▸ **EXERCISE TASK**: Track down each line that has the word "screenshot" and copy it.

Figure dataset records
=-=-=-=-=
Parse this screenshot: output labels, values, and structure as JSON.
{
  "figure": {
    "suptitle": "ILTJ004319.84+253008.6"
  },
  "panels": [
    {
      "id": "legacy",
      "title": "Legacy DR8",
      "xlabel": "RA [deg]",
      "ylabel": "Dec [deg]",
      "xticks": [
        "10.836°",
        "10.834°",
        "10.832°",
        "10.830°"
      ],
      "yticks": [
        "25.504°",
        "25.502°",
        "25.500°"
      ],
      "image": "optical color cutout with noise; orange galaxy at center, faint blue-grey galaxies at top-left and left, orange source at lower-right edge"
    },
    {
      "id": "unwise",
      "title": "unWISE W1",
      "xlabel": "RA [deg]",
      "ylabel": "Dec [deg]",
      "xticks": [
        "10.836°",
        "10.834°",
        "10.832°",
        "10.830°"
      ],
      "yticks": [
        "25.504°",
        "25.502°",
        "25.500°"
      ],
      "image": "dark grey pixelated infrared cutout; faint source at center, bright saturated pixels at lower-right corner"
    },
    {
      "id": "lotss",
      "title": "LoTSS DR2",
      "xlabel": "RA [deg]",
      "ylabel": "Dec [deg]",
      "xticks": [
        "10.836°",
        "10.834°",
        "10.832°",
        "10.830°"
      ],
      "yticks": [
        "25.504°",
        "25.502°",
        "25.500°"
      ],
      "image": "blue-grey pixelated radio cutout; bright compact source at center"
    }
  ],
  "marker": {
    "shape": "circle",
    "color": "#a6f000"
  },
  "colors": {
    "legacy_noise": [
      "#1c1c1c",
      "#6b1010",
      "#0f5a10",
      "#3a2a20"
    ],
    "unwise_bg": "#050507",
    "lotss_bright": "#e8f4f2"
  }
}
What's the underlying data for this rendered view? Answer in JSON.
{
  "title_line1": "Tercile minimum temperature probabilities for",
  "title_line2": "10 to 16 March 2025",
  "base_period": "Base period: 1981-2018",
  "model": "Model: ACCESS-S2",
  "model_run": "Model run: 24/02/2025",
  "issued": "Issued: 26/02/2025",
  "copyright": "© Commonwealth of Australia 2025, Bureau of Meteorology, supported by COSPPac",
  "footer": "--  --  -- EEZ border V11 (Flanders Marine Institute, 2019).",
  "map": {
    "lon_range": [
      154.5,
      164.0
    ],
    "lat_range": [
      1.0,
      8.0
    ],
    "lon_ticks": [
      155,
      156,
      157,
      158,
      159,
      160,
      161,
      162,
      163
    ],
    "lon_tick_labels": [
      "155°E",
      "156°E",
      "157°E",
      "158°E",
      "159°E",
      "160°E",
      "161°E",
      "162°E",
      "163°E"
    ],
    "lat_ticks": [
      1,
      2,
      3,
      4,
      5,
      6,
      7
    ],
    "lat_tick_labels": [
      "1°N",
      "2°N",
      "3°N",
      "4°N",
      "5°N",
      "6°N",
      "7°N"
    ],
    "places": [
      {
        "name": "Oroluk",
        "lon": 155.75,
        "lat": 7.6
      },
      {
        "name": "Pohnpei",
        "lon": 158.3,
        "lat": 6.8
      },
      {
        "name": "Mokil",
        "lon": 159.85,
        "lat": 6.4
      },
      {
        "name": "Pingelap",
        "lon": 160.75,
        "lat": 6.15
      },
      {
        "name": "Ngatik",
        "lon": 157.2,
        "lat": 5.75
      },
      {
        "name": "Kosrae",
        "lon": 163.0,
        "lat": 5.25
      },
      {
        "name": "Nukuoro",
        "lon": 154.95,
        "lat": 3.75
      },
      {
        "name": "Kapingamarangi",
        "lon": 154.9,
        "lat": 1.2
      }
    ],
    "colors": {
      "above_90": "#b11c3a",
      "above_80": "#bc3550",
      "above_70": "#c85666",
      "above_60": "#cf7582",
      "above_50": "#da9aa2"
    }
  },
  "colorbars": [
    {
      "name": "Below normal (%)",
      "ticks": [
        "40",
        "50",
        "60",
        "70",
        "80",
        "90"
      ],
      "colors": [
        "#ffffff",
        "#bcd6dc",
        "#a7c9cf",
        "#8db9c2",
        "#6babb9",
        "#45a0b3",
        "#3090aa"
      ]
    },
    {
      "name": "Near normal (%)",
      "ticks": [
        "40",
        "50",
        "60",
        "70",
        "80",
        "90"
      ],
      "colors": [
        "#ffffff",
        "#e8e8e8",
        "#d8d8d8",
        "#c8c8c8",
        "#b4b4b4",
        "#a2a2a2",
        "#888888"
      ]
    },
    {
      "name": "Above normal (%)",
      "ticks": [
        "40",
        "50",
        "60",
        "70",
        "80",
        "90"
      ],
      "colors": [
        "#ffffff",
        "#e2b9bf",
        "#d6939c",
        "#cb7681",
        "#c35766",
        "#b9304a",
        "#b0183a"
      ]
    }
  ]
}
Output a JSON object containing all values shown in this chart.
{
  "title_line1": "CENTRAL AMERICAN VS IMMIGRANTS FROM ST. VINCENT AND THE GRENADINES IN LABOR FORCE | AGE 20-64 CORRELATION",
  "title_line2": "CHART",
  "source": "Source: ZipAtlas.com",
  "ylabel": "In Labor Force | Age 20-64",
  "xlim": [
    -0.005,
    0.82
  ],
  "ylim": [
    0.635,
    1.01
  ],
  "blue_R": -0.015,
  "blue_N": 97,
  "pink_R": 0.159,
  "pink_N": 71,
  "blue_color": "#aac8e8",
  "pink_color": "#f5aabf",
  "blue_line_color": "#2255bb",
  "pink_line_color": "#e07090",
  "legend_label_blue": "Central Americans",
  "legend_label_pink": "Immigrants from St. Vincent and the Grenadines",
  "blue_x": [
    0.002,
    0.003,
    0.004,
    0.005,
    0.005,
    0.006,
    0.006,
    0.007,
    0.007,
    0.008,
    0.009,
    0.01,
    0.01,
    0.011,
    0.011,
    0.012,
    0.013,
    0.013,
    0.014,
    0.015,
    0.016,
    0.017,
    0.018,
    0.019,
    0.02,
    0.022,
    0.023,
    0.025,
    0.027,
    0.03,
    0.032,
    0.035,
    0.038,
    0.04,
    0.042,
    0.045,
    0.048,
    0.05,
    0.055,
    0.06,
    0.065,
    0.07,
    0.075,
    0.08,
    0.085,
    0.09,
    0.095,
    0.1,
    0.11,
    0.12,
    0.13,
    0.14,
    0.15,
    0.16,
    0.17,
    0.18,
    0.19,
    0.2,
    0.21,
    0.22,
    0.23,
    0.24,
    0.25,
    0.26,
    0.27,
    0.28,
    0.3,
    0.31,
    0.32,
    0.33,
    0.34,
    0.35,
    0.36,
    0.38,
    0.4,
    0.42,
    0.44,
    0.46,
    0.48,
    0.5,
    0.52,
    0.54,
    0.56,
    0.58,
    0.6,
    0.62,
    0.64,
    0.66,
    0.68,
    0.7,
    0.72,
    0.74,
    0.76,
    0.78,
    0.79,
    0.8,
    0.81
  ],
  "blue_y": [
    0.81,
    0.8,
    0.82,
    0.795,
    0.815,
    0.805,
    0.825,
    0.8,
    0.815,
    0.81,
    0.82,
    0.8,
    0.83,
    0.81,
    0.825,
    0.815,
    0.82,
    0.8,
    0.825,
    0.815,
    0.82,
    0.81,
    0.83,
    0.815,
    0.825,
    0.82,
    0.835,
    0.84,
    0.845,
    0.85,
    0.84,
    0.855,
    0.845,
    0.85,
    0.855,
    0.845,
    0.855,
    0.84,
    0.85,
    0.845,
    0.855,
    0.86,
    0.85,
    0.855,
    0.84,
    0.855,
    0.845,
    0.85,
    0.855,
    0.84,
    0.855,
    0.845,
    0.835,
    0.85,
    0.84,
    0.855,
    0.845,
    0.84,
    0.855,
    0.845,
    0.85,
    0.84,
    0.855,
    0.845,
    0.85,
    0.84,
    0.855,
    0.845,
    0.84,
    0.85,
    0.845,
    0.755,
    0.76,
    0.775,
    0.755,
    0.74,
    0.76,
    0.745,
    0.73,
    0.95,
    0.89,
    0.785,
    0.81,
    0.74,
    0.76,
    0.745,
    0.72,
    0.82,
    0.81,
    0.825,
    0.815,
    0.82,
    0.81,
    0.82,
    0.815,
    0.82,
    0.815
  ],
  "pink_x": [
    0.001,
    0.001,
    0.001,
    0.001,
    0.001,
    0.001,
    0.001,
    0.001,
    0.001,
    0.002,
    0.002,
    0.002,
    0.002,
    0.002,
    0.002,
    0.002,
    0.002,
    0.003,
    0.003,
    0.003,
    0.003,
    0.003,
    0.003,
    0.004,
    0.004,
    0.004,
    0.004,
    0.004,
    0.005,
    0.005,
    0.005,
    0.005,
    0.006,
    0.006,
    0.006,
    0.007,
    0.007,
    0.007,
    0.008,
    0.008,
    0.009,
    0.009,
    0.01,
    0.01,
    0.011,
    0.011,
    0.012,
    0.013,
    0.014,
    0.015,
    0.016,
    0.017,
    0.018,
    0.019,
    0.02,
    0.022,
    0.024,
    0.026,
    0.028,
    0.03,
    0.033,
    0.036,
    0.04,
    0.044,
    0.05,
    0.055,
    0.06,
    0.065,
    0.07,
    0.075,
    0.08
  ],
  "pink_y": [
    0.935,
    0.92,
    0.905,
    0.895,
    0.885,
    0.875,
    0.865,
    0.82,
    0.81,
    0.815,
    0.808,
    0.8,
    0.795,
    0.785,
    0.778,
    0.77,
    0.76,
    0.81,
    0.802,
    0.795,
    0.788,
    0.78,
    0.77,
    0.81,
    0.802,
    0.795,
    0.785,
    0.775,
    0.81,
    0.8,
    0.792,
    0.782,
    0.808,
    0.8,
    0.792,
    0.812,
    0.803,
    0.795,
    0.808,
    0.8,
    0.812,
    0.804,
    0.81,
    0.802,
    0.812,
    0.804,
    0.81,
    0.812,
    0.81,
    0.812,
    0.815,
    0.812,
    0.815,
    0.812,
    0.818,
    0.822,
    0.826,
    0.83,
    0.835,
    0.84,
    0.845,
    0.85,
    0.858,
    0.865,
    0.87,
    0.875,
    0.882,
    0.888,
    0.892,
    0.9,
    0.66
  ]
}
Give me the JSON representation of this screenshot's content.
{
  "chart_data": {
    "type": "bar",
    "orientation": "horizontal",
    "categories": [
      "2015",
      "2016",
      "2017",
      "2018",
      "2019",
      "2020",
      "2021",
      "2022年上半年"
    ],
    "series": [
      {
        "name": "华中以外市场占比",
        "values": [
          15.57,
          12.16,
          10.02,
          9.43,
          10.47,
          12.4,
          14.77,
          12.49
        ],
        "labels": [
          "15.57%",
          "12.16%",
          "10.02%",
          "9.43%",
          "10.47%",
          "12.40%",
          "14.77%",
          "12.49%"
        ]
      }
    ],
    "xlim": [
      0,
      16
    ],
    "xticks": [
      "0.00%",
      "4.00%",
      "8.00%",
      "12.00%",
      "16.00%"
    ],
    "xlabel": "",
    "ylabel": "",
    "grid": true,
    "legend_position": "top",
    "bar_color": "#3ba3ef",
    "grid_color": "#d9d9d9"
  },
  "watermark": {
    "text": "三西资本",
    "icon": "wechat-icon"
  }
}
=-=-=-=-=
▸ **EXPECTED ANSWER**:
Parse this screenshot: output labels, values, and structure as JSON.
Give me the JSON representation of this screenshot's content.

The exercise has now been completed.